▽

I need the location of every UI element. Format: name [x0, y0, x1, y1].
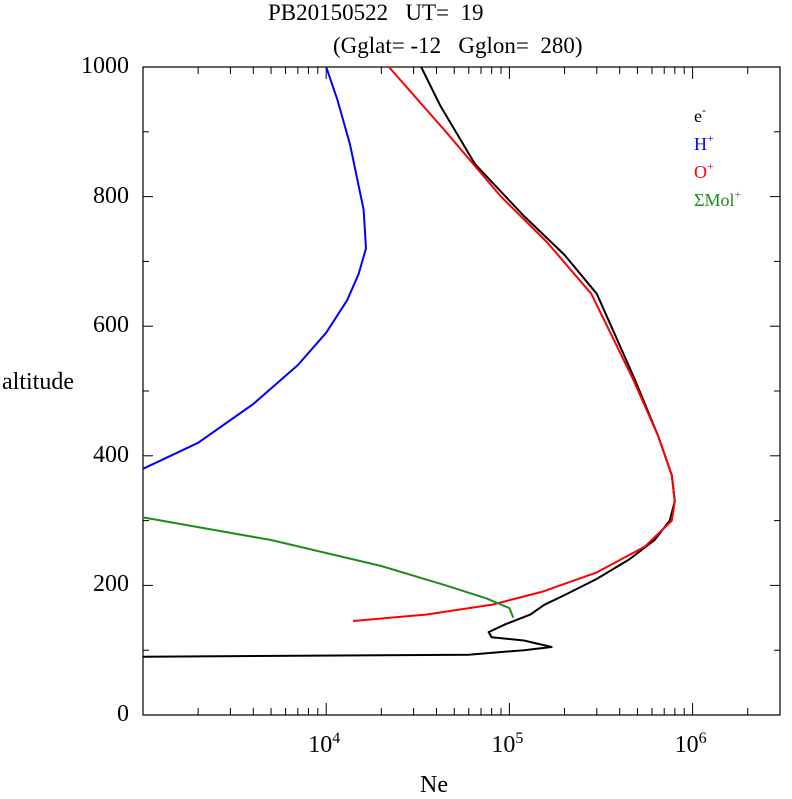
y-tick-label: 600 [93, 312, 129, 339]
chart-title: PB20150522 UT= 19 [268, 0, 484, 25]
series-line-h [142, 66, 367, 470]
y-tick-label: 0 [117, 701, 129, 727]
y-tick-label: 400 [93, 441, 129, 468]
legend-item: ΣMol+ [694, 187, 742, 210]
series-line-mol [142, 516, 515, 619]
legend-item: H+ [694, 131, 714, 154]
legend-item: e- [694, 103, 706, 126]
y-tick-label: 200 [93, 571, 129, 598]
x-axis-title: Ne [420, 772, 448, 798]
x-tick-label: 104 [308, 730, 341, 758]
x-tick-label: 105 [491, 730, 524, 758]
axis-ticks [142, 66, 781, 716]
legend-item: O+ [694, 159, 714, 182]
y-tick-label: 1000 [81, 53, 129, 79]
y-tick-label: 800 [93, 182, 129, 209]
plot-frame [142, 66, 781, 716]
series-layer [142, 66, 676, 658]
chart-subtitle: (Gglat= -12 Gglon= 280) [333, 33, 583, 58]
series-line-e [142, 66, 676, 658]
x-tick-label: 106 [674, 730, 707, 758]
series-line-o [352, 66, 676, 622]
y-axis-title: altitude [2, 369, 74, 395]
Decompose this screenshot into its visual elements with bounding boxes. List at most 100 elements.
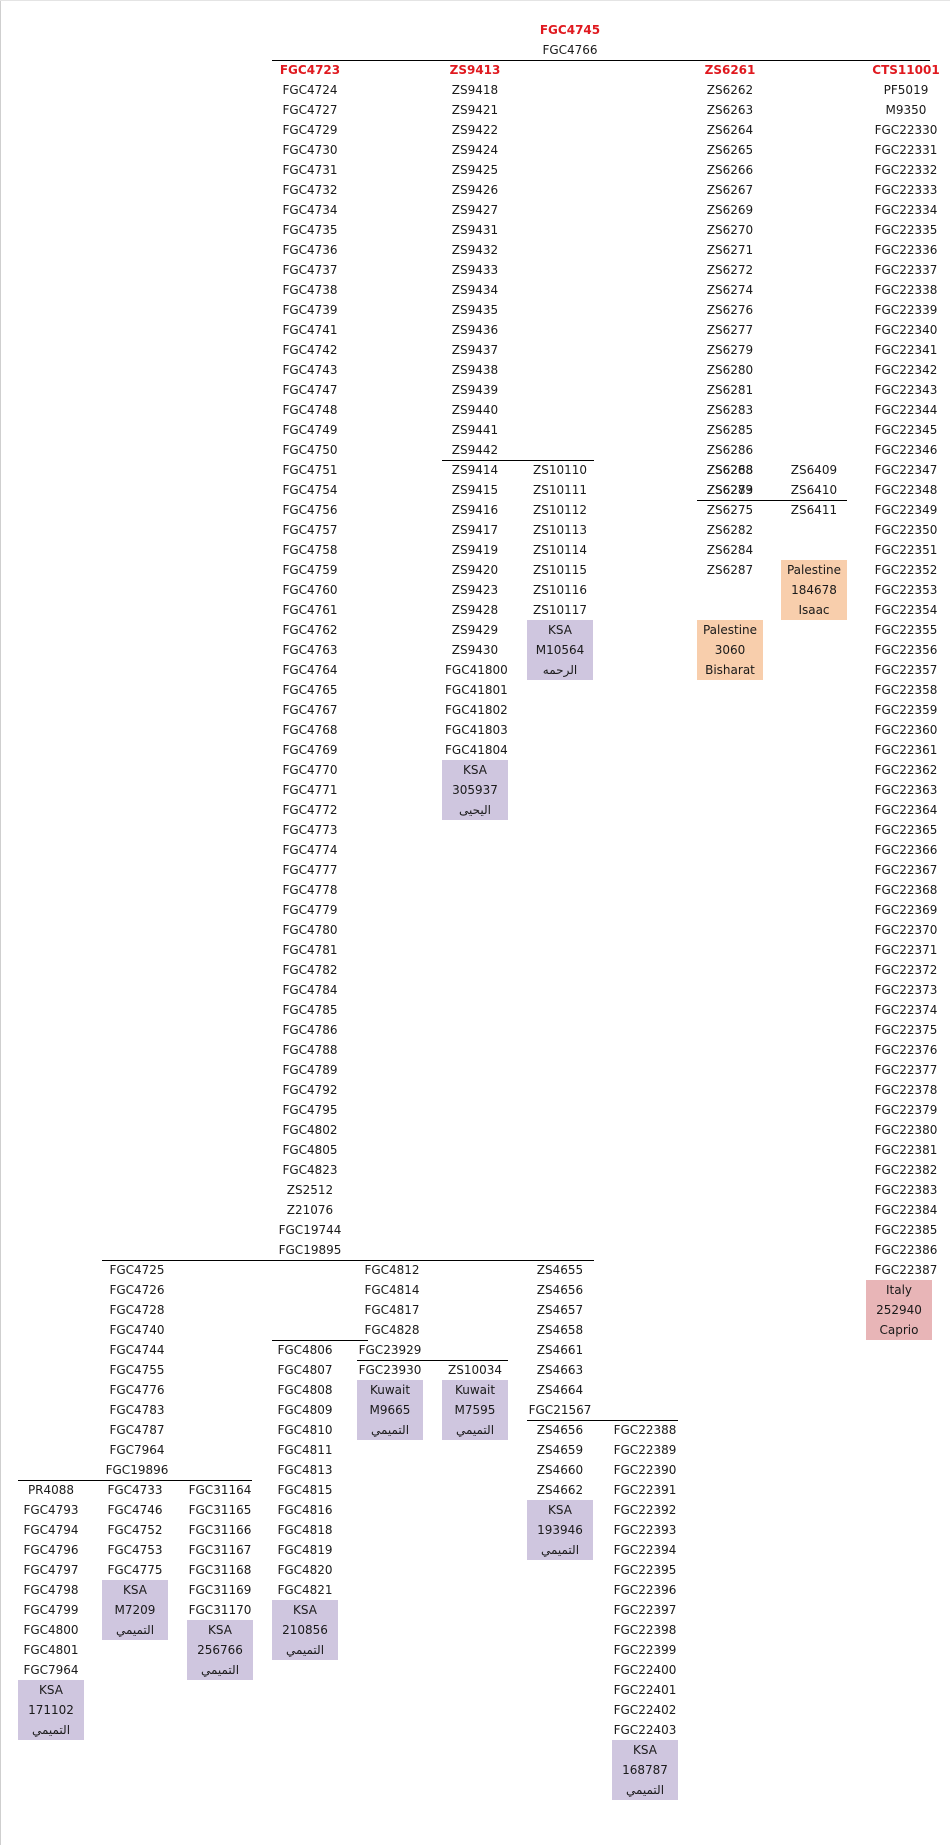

△

__Your objective__. Rewrite all of the data above with "screenshot" swapped for "image" and everything else left the same. Leave out the pictures.

__Exercise solution__.
I need the location of every UI element. Format: name [x0, y0, x1, y1].
y-tick-label: 600 [93, 312, 129, 339]
chart-title: PB20150522 UT= 19 [268, 0, 484, 25]
series-line-h [142, 66, 367, 470]
y-tick-label: 0 [117, 701, 129, 727]
y-tick-label: 400 [93, 441, 129, 468]
legend-item: ΣMol+ [694, 187, 742, 210]
series-line-mol [142, 516, 515, 619]
legend-item: H+ [694, 131, 714, 154]
legend-item: e- [694, 103, 706, 126]
y-tick-label: 200 [93, 571, 129, 598]
x-axis-title: Ne [420, 772, 448, 798]
x-tick-label: 104 [308, 730, 341, 758]
x-tick-label: 105 [491, 730, 524, 758]
axis-ticks [142, 66, 781, 716]
legend-item: O+ [694, 159, 714, 182]
y-tick-label: 1000 [81, 53, 129, 79]
y-tick-label: 800 [93, 182, 129, 209]
plot-frame [142, 66, 781, 716]
series-layer [142, 66, 676, 658]
chart-subtitle: (Gglat= -12 Gglon= 280) [333, 33, 583, 58]
series-line-e [142, 66, 676, 658]
x-tick-label: 106 [674, 730, 707, 758]
series-line-o [352, 66, 676, 622]
y-axis-title: altitude [2, 369, 74, 395]
Decompose this image into its visual elements with bounding boxes. List at most 100 elements.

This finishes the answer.